Set exercise
Only lines with the word "合作单位" are needed; collect each of them from the listing below.

Records
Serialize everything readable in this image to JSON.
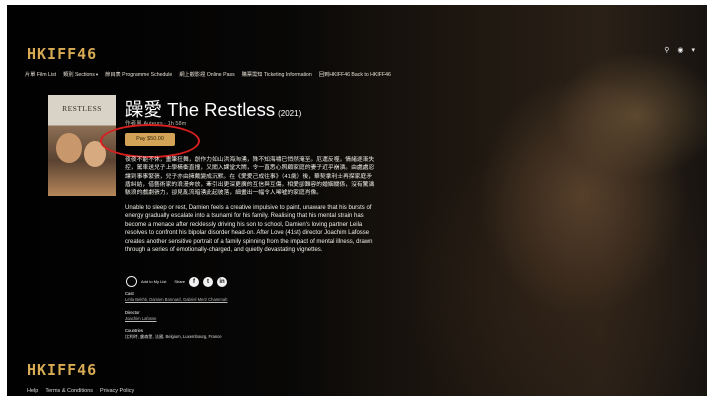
{
  "logo": "HKIFF46",
  "nav": [
    {
      "label": "片單 Film List"
    },
    {
      "label": "類別 Sections",
      "dropdown": true
    },
    {
      "label": "節目表 Programme Schedule"
    },
    {
      "label": "網上觀影證 Online Pass"
    },
    {
      "label": "購票需知 Ticketing Information"
    },
    {
      "label": "回到HKIFF46 Back to HKIFF46"
    }
  ],
  "header_icons": {
    "search": "search-icon",
    "account": "user-icon",
    "caret": "▾"
  },
  "film": {
    "title": "躁愛 The Restless",
    "year": "(2021)",
    "meta": "作者風 Auteurs · 1h 58m",
    "pay_label": "Pay $50.00",
    "poster_title": "RESTLESS",
    "synopsis_zh": "夜夜不能不休，畫筆狂舞，創作力如山洪海洶湧，殊不知海嘯已悄然淹至。厄運反噬，情緒逐漸失控，駕車送兒子上學橫衝直撞，又闖入課堂大鬧，令一直悉心照顧家庭的妻子近乎崩潰。由處處忍讓到事事緊張，兒子亦由擁戴變成沉默。在《愛愛己成往事》（41歲）後，華契拿利士再探家庭矛盾糾結，借藝術家的浪漫奔放，牽引出更深更廣的互信與互傷，相愛卻難容的婚姻關係，沒有驚濤駭浪的戲劇張力，卻見亂流暗湧此起彼落，細畫出一幅令人唏噓的家庭肖像。",
    "synopsis_en": "Unable to sleep or rest, Damien feels a creative impulsive to paint, unaware that his bursts of energy gradually escalate into a tsunami for his family. Realising that his mental strain has become a menace after recklessly driving his son to school, Damien's loving partner Leila resolves to confront his bipolar disorder head-on. After Love (41st) director Joachim Lafosse creates another sensitive portrait of a family spinning from the impact of mental illness, drawn through a series of emotionally-charged, and quietly devastating vignettes.",
    "add_label": "Add to My List",
    "share_label": "Share",
    "social": [
      "f",
      "t",
      "in"
    ],
    "cast_label": "Cast",
    "cast": "Leïla Bekhti, Damien Bonnard, Gabriel Merz Chammah",
    "director_label": "Director",
    "director": "Joachim Lafosse",
    "countries_label": "Countries",
    "countries": "比利時, 盧森堡, 法國, Belgium, Luxembourg, France"
  },
  "footer": {
    "links": [
      "Help",
      "Terms & Conditions",
      "Privacy Policy"
    ]
  },
  "colors": {
    "accent": "#d3a458",
    "annotation": "#d81f1f"
  }
}
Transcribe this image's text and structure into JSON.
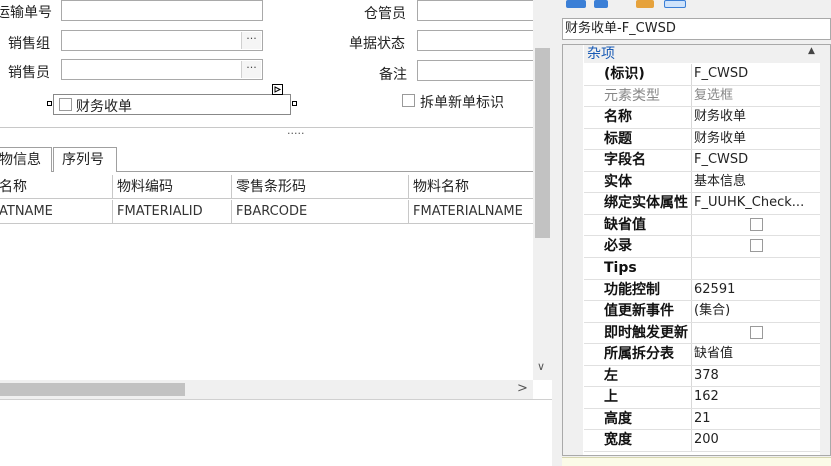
{
  "form": {
    "fields": [
      {
        "label": "运输单号",
        "value": ""
      },
      {
        "label": "销售组",
        "value": "",
        "button": "···"
      },
      {
        "label": "销售员",
        "value": "",
        "button": "···"
      },
      {
        "label": "仓管员",
        "value": ""
      },
      {
        "label": "单据状态",
        "value": ""
      },
      {
        "label": "备注",
        "value": ""
      }
    ],
    "selected_checkbox": {
      "label": "财务收单"
    },
    "split_checkbox": {
      "label": "拆单新单标识"
    },
    "splitter": "·····"
  },
  "tabs": [
    {
      "label": "物信息"
    },
    {
      "label": "序列号"
    }
  ],
  "table": {
    "headers": [
      "名称",
      "物料编码",
      "零售条形码",
      "物料名称"
    ],
    "rows": [
      [
        "ATNAME",
        "FMATERIALID",
        "FBARCODE",
        "FMATERIALNAME"
      ]
    ]
  },
  "scroll_arrows": {
    "down": "∨",
    "right": ">"
  },
  "properties": {
    "object_selector": "财务收单-F_CWSD",
    "category": "杂项",
    "collapse_glyph": "▲",
    "rows": [
      {
        "name": "(标识)",
        "value": "F_CWSD"
      },
      {
        "name": "元素类型",
        "value": "复选框",
        "disabled": true
      },
      {
        "name": "名称",
        "value": "财务收单"
      },
      {
        "name": "标题",
        "value": "财务收单"
      },
      {
        "name": "字段名",
        "value": "F_CWSD"
      },
      {
        "name": "实体",
        "value": "基本信息"
      },
      {
        "name": "绑定实体属性",
        "value": "F_UUHK_Check..."
      },
      {
        "name": "缺省值",
        "value": "",
        "checkbox": true
      },
      {
        "name": "必录",
        "value": "",
        "checkbox": true
      },
      {
        "name": "Tips",
        "value": ""
      },
      {
        "name": "功能控制",
        "value": "62591"
      },
      {
        "name": "值更新事件",
        "value": "(集合)"
      },
      {
        "name": "即时触发更新",
        "value": "",
        "checkbox": true
      },
      {
        "name": "所属拆分表",
        "value": "缺省值"
      },
      {
        "name": "左",
        "value": "378"
      },
      {
        "name": "上",
        "value": "162"
      },
      {
        "name": "高度",
        "value": "21"
      },
      {
        "name": "宽度",
        "value": "200"
      }
    ]
  },
  "colors": {
    "category_text": "#1a5bb5",
    "panel_bg": "#f0f0f0",
    "toolbar_blue": "#3b7fd6"
  }
}
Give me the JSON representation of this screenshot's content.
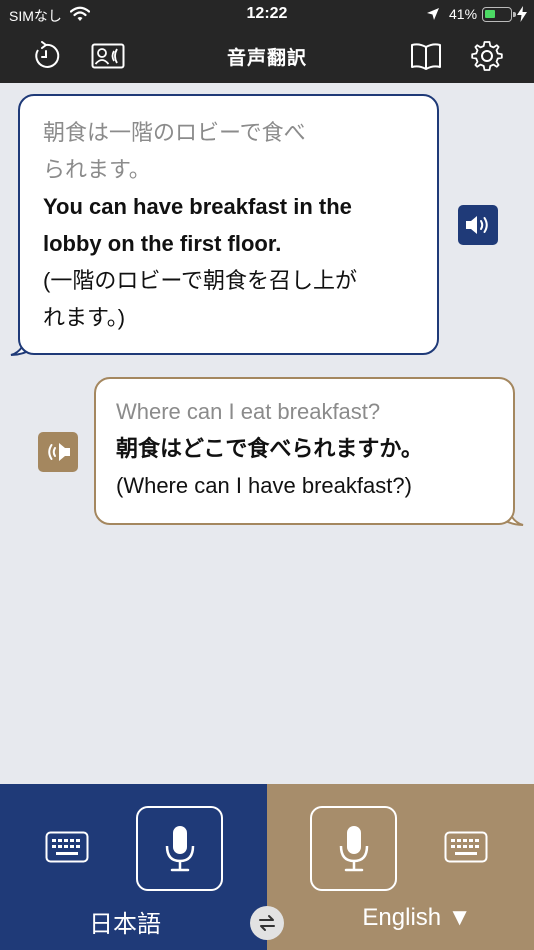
{
  "status_bar": {
    "carrier": "SIMなし",
    "time": "12:22",
    "battery_percent": "41%",
    "battery_level": 0.41,
    "icons": [
      "wifi-icon",
      "location-arrow-icon",
      "battery-icon",
      "charging-bolt-icon"
    ]
  },
  "nav": {
    "title": "音声翻訳",
    "left_icons": [
      "history-icon",
      "contact-card-icon"
    ],
    "right_icons": [
      "book-icon",
      "gear-icon"
    ]
  },
  "conversation": [
    {
      "speaker": "english-side",
      "source_lines": [
        "朝食は一階のロビーで食べ",
        "られます。"
      ],
      "translation_lines": [
        "You can have breakfast in the",
        "lobby on the first floor."
      ],
      "back_translation_lines": [
        "(一階のロビーで朝食を召し上が",
        "れます。)"
      ],
      "action_icon": "speaker-icon"
    },
    {
      "speaker": "japanese-side",
      "source_lines": [
        "Where can I eat breakfast?"
      ],
      "translation_lines": [
        "朝食はどこで食べられますか。"
      ],
      "back_translation_lines": [
        "(Where can I have breakfast?)"
      ],
      "action_icon": "speaker-icon"
    }
  ],
  "bottom": {
    "left_language": "日本語",
    "right_language": "English ▼",
    "mic_icon": "microphone-icon",
    "keyboard_icon": "keyboard-icon",
    "swap_icon": "swap-arrows-icon"
  },
  "colors": {
    "navy": "#1f3a78",
    "tan": "#a78d6b",
    "header": "#262626",
    "background": "#e7e9ee"
  }
}
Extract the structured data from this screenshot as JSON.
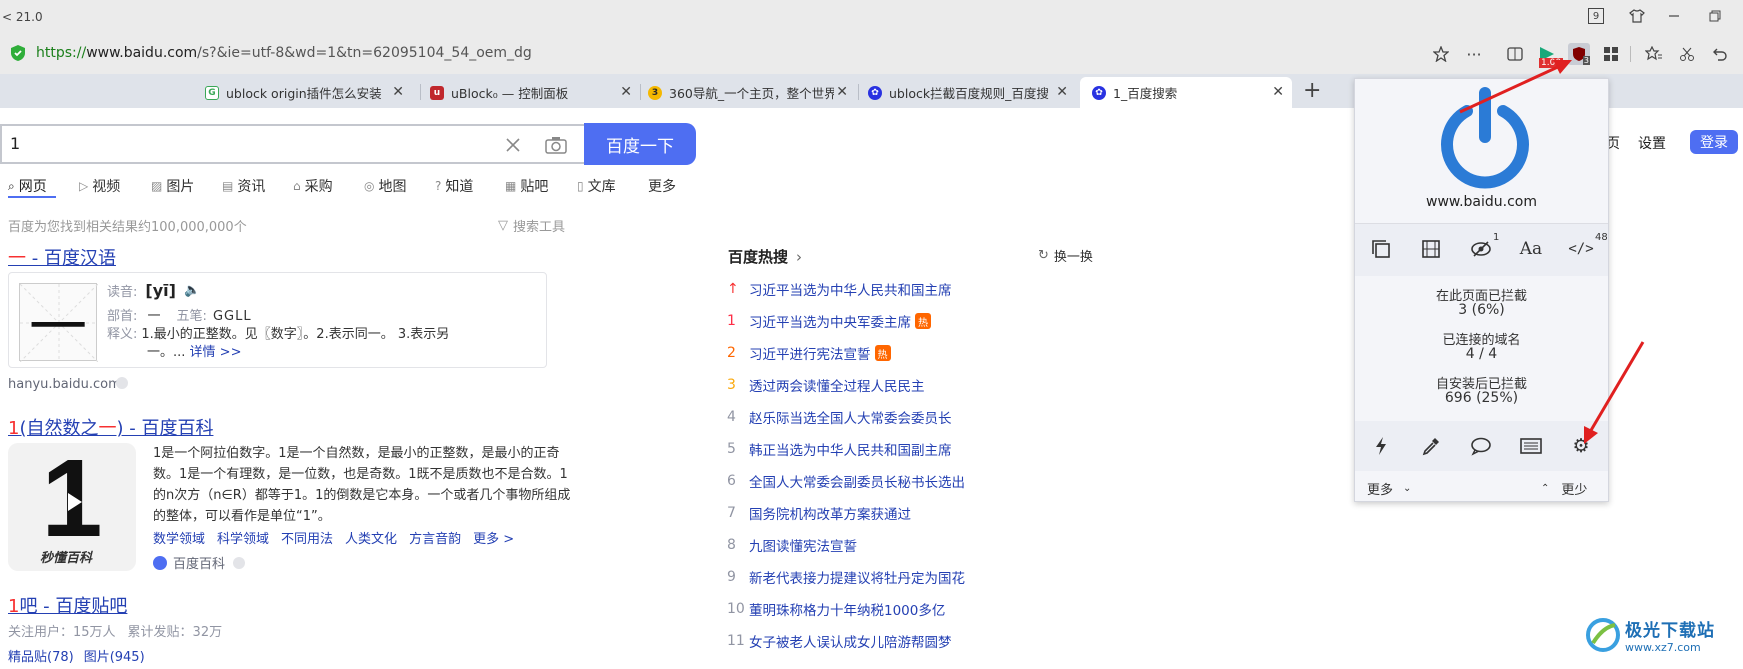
{
  "window": {
    "title": "< 21.0",
    "badge": "9"
  },
  "address": {
    "scheme": "https://",
    "domain": "www.baidu.com",
    "path": "/s?&ie=utf-8&wd=1&tn=62095104_54_oem_dg",
    "ext_badge_1": "1.00",
    "ext_badge_2": "3"
  },
  "tabs": [
    {
      "label": "ublock origin插件怎么安装",
      "color": "#3aa757"
    },
    {
      "label": "uBlock₀ — 控制面板",
      "color": "#c0272d"
    },
    {
      "label": "360导航_一个主页，整个世界",
      "color": "#f5b800"
    },
    {
      "label": "ublock拦截百度规则_百度搜",
      "color": "#2932e1"
    },
    {
      "label": "1_百度搜索",
      "color": "#2932e1"
    }
  ],
  "new_tab": "+",
  "search": {
    "query": "1",
    "button": "百度一下"
  },
  "topnav": {
    "settings": "设置",
    "login": "登录",
    "home_fragment": "页"
  },
  "nav_tabs": [
    "网页",
    "视频",
    "图片",
    "资讯",
    "采购",
    "地图",
    "知道",
    "贴吧",
    "文库",
    "更多"
  ],
  "result_count": "百度为您找到相关结果约100,000,000个",
  "search_tools": "搜索工具",
  "result1": {
    "title_hl": "一",
    "title_rest": " - 百度汉语",
    "glyph": "一",
    "pinyin_label": "读音:",
    "pinyin": "[yī]",
    "radical_label": "部首:",
    "radical": "一",
    "wubi_label": "五笔:",
    "wubi": "GGLL",
    "def_label": "释义:",
    "def_line1": "1.最小的正整数。见〖数字〗。2.表示同一。 3.表示另",
    "def_line2": "一。...",
    "more": "详情 >>",
    "source": "hanyu.baidu.com"
  },
  "result2": {
    "title_hl": "1",
    "title_mid": "(自然数之",
    "title_hl2": "一",
    "title_rest": ") - 百度百科",
    "line1": "1是一个阿拉伯数字。1是一个自然数，是最小的正整数，是最小的正奇",
    "line2": "数。1是一个有理数，是一位数，也是奇数。1既不是质数也不是合数。1",
    "line3": "的n次方（n∈R）都等于1。1的倒数是它本身。一个或者几个事物所组成",
    "line4": "的整体，可以看作是单位“1”。",
    "links": [
      "数学领域",
      "科学领域",
      "不同用法",
      "人类文化",
      "方言音韵",
      "更多 >"
    ],
    "source": "百度百科",
    "thumb_text": "1",
    "thumb_caption": "秒懂百科"
  },
  "result3": {
    "title_hl": "1",
    "title_rest": "吧 - 百度贴吧",
    "follow": "关注用户：15万人",
    "posts": "累计发贴：32万",
    "links": [
      "精品贴(78)",
      "图片(945)"
    ]
  },
  "hot": {
    "title": "百度热搜",
    "refresh": "换一换",
    "items": [
      {
        "rank": "↑",
        "text": "习近平当选为中华人民共和国主席",
        "hot": false
      },
      {
        "rank": "1",
        "text": "习近平当选为中央军委主席",
        "hot": true
      },
      {
        "rank": "2",
        "text": "习近平进行宪法宣誓",
        "hot": true
      },
      {
        "rank": "3",
        "text": "透过两会读懂全过程人民民主",
        "hot": false
      },
      {
        "rank": "4",
        "text": "赵乐际当选全国人大常委会委员长",
        "hot": false
      },
      {
        "rank": "5",
        "text": "韩正当选为中华人民共和国副主席",
        "hot": false
      },
      {
        "rank": "6",
        "text": "全国人大常委会副委员长秘书长选出",
        "hot": false
      },
      {
        "rank": "7",
        "text": "国务院机构改革方案获通过",
        "hot": false
      },
      {
        "rank": "8",
        "text": "九图读懂宪法宣誓",
        "hot": false
      },
      {
        "rank": "9",
        "text": "新老代表接力提建议将牡丹定为国花",
        "hot": false
      },
      {
        "rank": "10",
        "text": "董明珠称格力十年纳税1000多亿",
        "hot": false
      },
      {
        "rank": "11",
        "text": "女子被老人误认成女儿陪游帮圆梦",
        "hot": false
      }
    ],
    "hot_badge": "热"
  },
  "popup": {
    "domain": "www.baidu.com",
    "icon_badge_1": "1",
    "icon_badge_2": "48",
    "font_icon": "Aa",
    "blocked_page_label": "在此页面已拦截",
    "blocked_page": "3 (6%)",
    "domains_label": "已连接的域名",
    "domains": "4 / 4",
    "since_install_label": "自安装后已拦截",
    "since_install": "696 (25%)",
    "more": "更多",
    "less": "更少"
  },
  "watermark": {
    "text": "极光下载站",
    "url": "www.xz7.com"
  },
  "colors": {
    "baidu_blue": "#4e6ef2",
    "link": "#2440b3",
    "highlight": "#f73131",
    "power": "#2b7bd6",
    "arrow": "#e02020"
  }
}
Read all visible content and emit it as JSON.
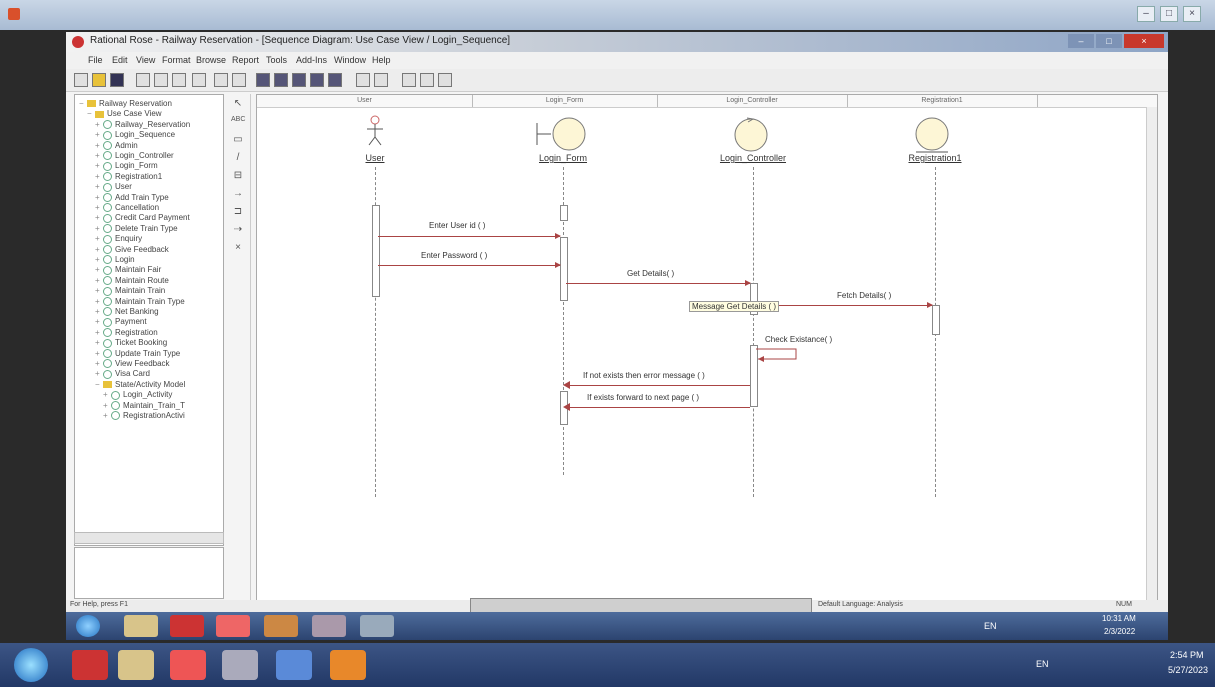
{
  "outer": {
    "taskbar": {
      "lang": "EN",
      "time": "2:54 PM",
      "date": "5/27/2023"
    }
  },
  "app": {
    "title": "Rational Rose - Railway Reservation - [Sequence Diagram: Use Case View / Login_Sequence]",
    "menu": [
      "File",
      "Edit",
      "View",
      "Format",
      "Browse",
      "Report",
      "Tools",
      "Add-Ins",
      "Window",
      "Help"
    ],
    "status_left": "For Help, press F1",
    "status_mid": "Default Language: Analysis",
    "status_right": "NUM"
  },
  "browser": {
    "items": [
      {
        "label": "Railway Reservation",
        "depth": 0,
        "kind": "root"
      },
      {
        "label": "Use Case View",
        "depth": 1,
        "kind": "folder"
      },
      {
        "label": "Railway_Reservation",
        "depth": 2,
        "kind": "diagram"
      },
      {
        "label": "Login_Sequence",
        "depth": 2,
        "kind": "diagram"
      },
      {
        "label": "Admin",
        "depth": 2,
        "kind": "actor"
      },
      {
        "label": "Login_Controller",
        "depth": 2,
        "kind": "class"
      },
      {
        "label": "Login_Form",
        "depth": 2,
        "kind": "class"
      },
      {
        "label": "Registration1",
        "depth": 2,
        "kind": "class"
      },
      {
        "label": "User",
        "depth": 2,
        "kind": "actor"
      },
      {
        "label": "Add Train Type",
        "depth": 2,
        "kind": "usecase"
      },
      {
        "label": "Cancellation",
        "depth": 2,
        "kind": "usecase"
      },
      {
        "label": "Credit Card Payment",
        "depth": 2,
        "kind": "usecase"
      },
      {
        "label": "Delete Train Type",
        "depth": 2,
        "kind": "usecase"
      },
      {
        "label": "Enquiry",
        "depth": 2,
        "kind": "usecase"
      },
      {
        "label": "Give Feedback",
        "depth": 2,
        "kind": "usecase"
      },
      {
        "label": "Login",
        "depth": 2,
        "kind": "usecase"
      },
      {
        "label": "Maintain Fair",
        "depth": 2,
        "kind": "usecase"
      },
      {
        "label": "Maintain Route",
        "depth": 2,
        "kind": "usecase"
      },
      {
        "label": "Maintain Train",
        "depth": 2,
        "kind": "usecase"
      },
      {
        "label": "Maintain Train Type",
        "depth": 2,
        "kind": "usecase"
      },
      {
        "label": "Net Banking",
        "depth": 2,
        "kind": "usecase"
      },
      {
        "label": "Payment",
        "depth": 2,
        "kind": "usecase"
      },
      {
        "label": "Registration",
        "depth": 2,
        "kind": "usecase"
      },
      {
        "label": "Ticket Booking",
        "depth": 2,
        "kind": "usecase"
      },
      {
        "label": "Update Train Type",
        "depth": 2,
        "kind": "usecase"
      },
      {
        "label": "View Feedback",
        "depth": 2,
        "kind": "usecase"
      },
      {
        "label": "Visa Card",
        "depth": 2,
        "kind": "usecase"
      },
      {
        "label": "State/Activity Model",
        "depth": 2,
        "kind": "folder"
      },
      {
        "label": "Login_Activity",
        "depth": 3,
        "kind": "activity"
      },
      {
        "label": "Maintain_Train_T",
        "depth": 3,
        "kind": "activity"
      },
      {
        "label": "RegistrationActivi",
        "depth": 3,
        "kind": "activity"
      }
    ]
  },
  "diagram": {
    "headers": [
      "User",
      "Login_Form",
      "Login_Controller",
      "Registration1"
    ],
    "objects": [
      "User",
      "Login_Form",
      "Login_Controller",
      "Registration1"
    ],
    "messages": [
      {
        "label": "Enter User id ( )"
      },
      {
        "label": "Enter Password ( )"
      },
      {
        "label": "Get Details( )"
      },
      {
        "label": "Fetch Details( )"
      },
      {
        "label": "Message Get Details ( )"
      },
      {
        "label": "Check Existance( )"
      },
      {
        "label": "If not exists then error message ( )"
      },
      {
        "label": "If exists forward to next page ( )"
      }
    ]
  },
  "inner_taskbar": {
    "time": "10:31 AM",
    "date": "2/3/2022",
    "lang": "EN"
  }
}
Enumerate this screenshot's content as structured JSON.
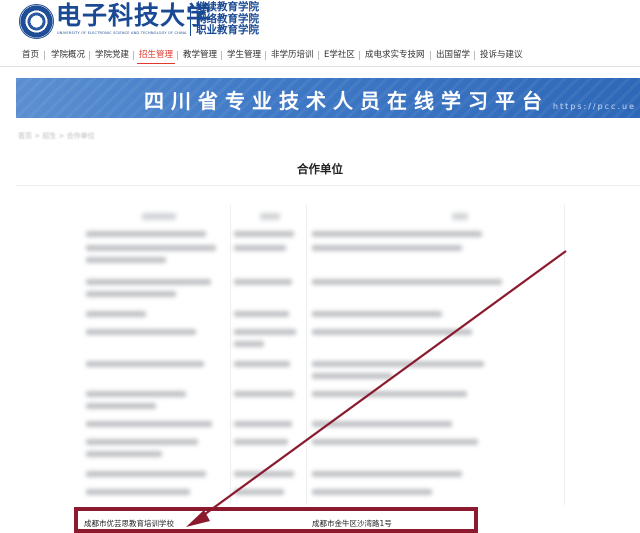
{
  "header": {
    "logo_name": "电子科技大学",
    "logo_english": "UNIVERSITY OF ELECTRONIC SCIENCE AND TECHNOLOGY OF CHINA",
    "sub_lines": [
      "继续教育学院",
      "网络教育学院",
      "职业教育学院"
    ]
  },
  "nav": {
    "items": [
      {
        "label": "首页"
      },
      {
        "label": "学院概况"
      },
      {
        "label": "学院党建"
      },
      {
        "label": "招生管理",
        "active": true
      },
      {
        "label": "教学管理"
      },
      {
        "label": "学生管理"
      },
      {
        "label": "非学历培训"
      },
      {
        "label": "E学社区"
      },
      {
        "label": "成电求实专技网"
      },
      {
        "label": "出国留学"
      },
      {
        "label": "投诉与建议"
      }
    ],
    "active_color": "#e03a2e"
  },
  "banner": {
    "title": "四川省专业技术人员在线学习平台",
    "url_text": "https://pcc.ue",
    "color": "#3f79c6"
  },
  "breadcrumb": "首页 > 招生 > 合作单位",
  "page_title": "合作单位",
  "highlighted_row": {
    "name": "成都市优芸思教育培训学校",
    "address": "成都市金牛区沙湾路1号"
  },
  "annotation": {
    "color": "#8b1a2e",
    "shape": "arrow-to-highlight"
  }
}
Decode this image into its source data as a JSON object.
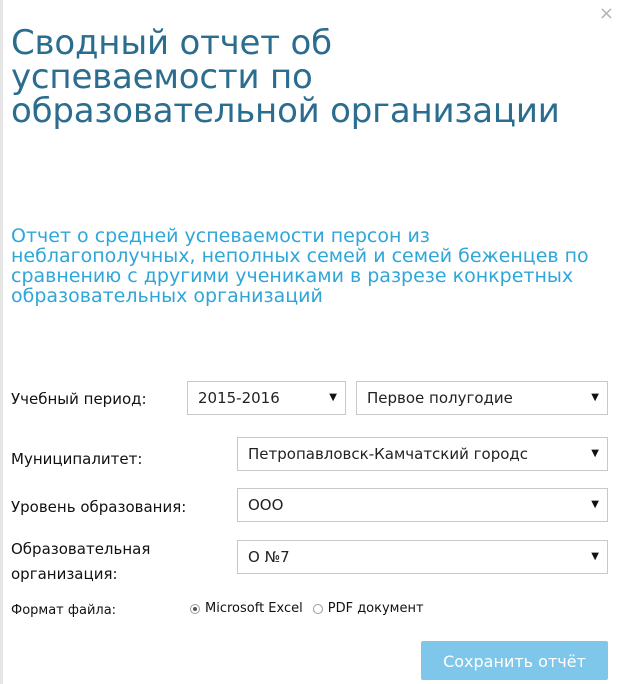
{
  "dialog": {
    "close_glyph": "×",
    "title": "Сводный отчет об успеваемости по образовательной организации",
    "subtitle": "Отчет о средней успеваемости персон из неблагополучных, неполных семей и семей беженцев по сравнению с другими учениками в разрезе конкретных образовательных организаций"
  },
  "form": {
    "period_label": "Учебный период:",
    "period_year": "2015-2016",
    "period_term": "Первое полугодие",
    "municipality_label": "Муниципалитет:",
    "municipality_value": "Петропавловск-Камчатский городс",
    "level_label": "Уровень образования:",
    "level_value": "ООО",
    "org_label_line1": "Образовательная",
    "org_label_line2": "организация:",
    "org_value": "О №7",
    "format_label": "Формат файла:",
    "format_options": [
      "Microsoft Excel",
      "PDF документ"
    ],
    "selected_format": "Microsoft Excel",
    "caret_glyph": "▼",
    "save_label": "Сохранить отчёт"
  }
}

Exercise output
  "breadcrumb": "首页 > 招生 > 合作单位",
  "page_title": "合作单位",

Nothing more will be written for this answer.